_PROVIDED MATERIAL_.

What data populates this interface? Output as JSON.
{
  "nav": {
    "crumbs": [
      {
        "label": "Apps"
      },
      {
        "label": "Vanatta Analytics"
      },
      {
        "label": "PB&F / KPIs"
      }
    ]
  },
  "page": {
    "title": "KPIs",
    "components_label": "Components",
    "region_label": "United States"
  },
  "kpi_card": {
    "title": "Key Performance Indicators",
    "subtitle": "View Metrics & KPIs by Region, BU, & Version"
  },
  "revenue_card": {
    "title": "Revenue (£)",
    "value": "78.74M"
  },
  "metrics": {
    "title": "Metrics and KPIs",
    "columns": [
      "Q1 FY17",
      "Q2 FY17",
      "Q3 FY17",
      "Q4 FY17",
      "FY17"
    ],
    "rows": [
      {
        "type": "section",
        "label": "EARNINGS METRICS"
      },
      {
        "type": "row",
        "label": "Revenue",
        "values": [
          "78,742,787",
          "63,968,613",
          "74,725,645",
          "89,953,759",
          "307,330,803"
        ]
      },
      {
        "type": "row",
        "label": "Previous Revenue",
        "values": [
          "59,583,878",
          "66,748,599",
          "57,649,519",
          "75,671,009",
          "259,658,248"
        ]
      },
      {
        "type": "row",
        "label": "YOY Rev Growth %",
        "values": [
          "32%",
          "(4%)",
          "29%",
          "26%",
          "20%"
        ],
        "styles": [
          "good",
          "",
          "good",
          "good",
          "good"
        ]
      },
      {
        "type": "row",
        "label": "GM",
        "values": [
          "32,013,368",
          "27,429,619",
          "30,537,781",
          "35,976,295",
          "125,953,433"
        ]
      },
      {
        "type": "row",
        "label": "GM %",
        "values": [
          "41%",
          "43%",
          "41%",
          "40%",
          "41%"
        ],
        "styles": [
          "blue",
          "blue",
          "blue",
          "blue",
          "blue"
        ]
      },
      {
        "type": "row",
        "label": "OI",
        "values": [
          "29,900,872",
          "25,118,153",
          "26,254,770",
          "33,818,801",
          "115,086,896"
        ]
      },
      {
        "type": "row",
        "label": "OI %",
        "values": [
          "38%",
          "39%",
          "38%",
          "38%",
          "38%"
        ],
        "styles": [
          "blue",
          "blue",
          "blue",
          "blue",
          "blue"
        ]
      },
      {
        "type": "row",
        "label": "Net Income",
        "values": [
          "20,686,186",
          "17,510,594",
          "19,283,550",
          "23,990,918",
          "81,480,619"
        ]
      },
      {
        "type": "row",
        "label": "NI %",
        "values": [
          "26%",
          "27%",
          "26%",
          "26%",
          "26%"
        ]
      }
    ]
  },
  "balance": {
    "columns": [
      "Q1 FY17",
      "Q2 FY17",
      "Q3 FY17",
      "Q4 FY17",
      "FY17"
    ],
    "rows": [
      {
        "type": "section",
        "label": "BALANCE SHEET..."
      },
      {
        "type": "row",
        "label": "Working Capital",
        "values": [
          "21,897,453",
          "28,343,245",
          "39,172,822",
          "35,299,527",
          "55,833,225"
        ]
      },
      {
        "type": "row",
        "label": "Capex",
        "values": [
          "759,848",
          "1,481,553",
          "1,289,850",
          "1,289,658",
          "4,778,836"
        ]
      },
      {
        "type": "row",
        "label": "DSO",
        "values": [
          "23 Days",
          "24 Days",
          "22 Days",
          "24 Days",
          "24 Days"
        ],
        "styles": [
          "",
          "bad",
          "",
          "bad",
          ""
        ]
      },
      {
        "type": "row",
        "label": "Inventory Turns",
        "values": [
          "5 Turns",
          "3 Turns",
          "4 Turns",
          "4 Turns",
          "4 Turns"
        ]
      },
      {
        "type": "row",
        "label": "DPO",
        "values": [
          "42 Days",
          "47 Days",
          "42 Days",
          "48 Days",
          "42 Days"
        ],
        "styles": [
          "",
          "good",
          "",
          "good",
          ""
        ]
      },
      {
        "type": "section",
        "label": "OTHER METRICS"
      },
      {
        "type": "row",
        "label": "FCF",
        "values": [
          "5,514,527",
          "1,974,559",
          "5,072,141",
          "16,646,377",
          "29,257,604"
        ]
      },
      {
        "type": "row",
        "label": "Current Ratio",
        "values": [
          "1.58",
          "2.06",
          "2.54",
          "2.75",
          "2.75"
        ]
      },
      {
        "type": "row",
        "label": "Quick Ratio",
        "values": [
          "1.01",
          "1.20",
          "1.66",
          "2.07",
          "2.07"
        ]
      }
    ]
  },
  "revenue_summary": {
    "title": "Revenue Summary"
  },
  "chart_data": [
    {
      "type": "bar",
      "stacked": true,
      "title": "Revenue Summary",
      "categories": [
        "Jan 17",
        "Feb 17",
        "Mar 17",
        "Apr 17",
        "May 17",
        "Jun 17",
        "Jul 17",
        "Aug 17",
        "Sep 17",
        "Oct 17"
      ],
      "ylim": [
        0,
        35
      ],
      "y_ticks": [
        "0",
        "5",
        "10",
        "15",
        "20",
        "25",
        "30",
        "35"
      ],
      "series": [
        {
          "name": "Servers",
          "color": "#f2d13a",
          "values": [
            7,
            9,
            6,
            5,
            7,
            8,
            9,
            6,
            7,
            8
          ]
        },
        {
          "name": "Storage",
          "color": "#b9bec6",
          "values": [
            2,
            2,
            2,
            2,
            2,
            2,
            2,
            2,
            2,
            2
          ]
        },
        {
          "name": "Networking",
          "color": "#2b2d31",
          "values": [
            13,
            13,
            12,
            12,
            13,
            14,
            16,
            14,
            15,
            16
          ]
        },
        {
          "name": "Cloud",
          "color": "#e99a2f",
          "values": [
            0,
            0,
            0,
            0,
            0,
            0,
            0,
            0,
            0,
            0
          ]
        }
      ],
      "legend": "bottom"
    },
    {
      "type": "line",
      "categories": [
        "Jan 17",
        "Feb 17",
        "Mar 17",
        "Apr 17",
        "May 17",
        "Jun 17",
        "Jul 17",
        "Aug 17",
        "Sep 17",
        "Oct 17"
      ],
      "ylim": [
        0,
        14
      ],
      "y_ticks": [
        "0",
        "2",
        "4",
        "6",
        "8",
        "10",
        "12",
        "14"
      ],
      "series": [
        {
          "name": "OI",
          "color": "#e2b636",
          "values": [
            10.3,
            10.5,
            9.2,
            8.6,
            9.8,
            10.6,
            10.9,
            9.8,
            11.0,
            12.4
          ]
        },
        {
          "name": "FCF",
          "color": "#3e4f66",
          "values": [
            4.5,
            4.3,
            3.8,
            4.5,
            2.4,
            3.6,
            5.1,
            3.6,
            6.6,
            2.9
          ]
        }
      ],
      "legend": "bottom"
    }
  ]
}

_REQUIRED TASK_.
Return every line from the records above that holds the word "KPIs".

_RESULT OF THE TASK_.
        "label": "PB&F / KPIs"
    "title": "KPIs",
    "subtitle": "View Metrics & KPIs by Region, BU, & Version"
    "title": "Metrics and KPIs",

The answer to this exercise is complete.